• SHORT EXERCISE
Copy out all the entries word for word.

• DATA PROVIDED
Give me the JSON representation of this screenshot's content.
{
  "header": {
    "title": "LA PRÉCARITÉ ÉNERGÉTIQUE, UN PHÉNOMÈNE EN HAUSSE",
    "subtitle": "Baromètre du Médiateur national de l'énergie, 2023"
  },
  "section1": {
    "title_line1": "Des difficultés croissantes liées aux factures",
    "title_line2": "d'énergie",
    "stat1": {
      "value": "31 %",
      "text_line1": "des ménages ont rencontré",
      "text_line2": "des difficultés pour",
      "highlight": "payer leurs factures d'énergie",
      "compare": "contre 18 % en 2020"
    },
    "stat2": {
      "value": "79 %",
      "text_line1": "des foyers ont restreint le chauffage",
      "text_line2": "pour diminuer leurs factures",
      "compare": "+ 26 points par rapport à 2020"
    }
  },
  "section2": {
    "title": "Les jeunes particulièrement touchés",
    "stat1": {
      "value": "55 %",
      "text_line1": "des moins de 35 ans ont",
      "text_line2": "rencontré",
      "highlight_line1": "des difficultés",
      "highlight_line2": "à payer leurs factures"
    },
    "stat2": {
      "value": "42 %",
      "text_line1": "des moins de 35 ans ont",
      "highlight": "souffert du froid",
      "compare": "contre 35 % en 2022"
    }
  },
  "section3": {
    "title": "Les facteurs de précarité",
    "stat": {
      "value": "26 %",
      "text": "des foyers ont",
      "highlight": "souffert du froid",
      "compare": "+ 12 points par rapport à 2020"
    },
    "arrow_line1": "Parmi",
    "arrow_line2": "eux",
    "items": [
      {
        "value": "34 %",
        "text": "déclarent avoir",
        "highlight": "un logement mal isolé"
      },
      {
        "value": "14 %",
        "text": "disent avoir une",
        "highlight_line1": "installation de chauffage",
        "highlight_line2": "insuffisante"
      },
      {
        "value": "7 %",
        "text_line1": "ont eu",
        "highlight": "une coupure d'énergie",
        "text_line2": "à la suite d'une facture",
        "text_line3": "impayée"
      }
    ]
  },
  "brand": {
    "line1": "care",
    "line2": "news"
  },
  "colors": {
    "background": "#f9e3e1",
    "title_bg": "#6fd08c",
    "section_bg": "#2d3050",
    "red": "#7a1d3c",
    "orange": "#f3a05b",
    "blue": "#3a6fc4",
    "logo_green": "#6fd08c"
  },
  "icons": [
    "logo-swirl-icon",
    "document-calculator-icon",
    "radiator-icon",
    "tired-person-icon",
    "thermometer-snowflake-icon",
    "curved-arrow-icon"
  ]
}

• ANSWER
Give me the JSON representation of this screenshot's content.
{
  "header": {
    "title": "LA PRÉCARITÉ ÉNERGÉTIQUE, UN PHÉNOMÈNE EN HAUSSE",
    "subtitle": "Baromètre du Médiateur national de l'énergie, 2023"
  },
  "section1": {
    "title_line1": "Des difficultés croissantes liées aux factures",
    "title_line2": "d'énergie",
    "stat1": {
      "value": "31 %",
      "text_line1": "des ménages ont rencontré",
      "text_line2": "des difficultés pour",
      "highlight": "payer leurs factures d'énergie",
      "compare": "contre 18 % en 2020"
    },
    "stat2": {
      "value": "79 %",
      "text_line1": "des foyers ont restreint le chauffage",
      "text_line2": "pour diminuer leurs factures",
      "compare": "+ 26 points par rapport à 2020"
    }
  },
  "section2": {
    "title": "Les jeunes particulièrement touchés",
    "stat1": {
      "value": "55 %",
      "text_line1": "des moins de 35 ans ont",
      "text_line2": "rencontré",
      "highlight_line1": "des difficultés",
      "highlight_line2": "à payer leurs factures"
    },
    "stat2": {
      "value": "42 %",
      "text_line1": "des moins de 35 ans ont",
      "highlight": "souffert du froid",
      "compare": "contre 35 % en 2022"
    }
  },
  "section3": {
    "title": "Les facteurs de précarité",
    "stat": {
      "value": "26 %",
      "text": "des foyers ont",
      "highlight": "souffert du froid",
      "compare": "+ 12 points par rapport à 2020"
    },
    "arrow_line1": "Parmi",
    "arrow_line2": "eux",
    "items": [
      {
        "value": "34 %",
        "text": "déclarent avoir",
        "highlight": "un logement mal isolé"
      },
      {
        "value": "14 %",
        "text": "disent avoir une",
        "highlight_line1": "installation de chauffage",
        "highlight_line2": "insuffisante"
      },
      {
        "value": "7 %",
        "text_line1": "ont eu",
        "highlight": "une coupure d'énergie",
        "text_line2": "à la suite d'une facture",
        "text_line3": "impayée"
      }
    ]
  },
  "brand": {
    "line1": "care",
    "line2": "news"
  },
  "colors": {
    "background": "#f9e3e1",
    "title_bg": "#6fd08c",
    "section_bg": "#2d3050",
    "red": "#7a1d3c",
    "orange": "#f3a05b",
    "blue": "#3a6fc4",
    "logo_green": "#6fd08c"
  },
  "icons": [
    "logo-swirl-icon",
    "document-calculator-icon",
    "radiator-icon",
    "tired-person-icon",
    "thermometer-snowflake-icon",
    "curved-arrow-icon"
  ]
}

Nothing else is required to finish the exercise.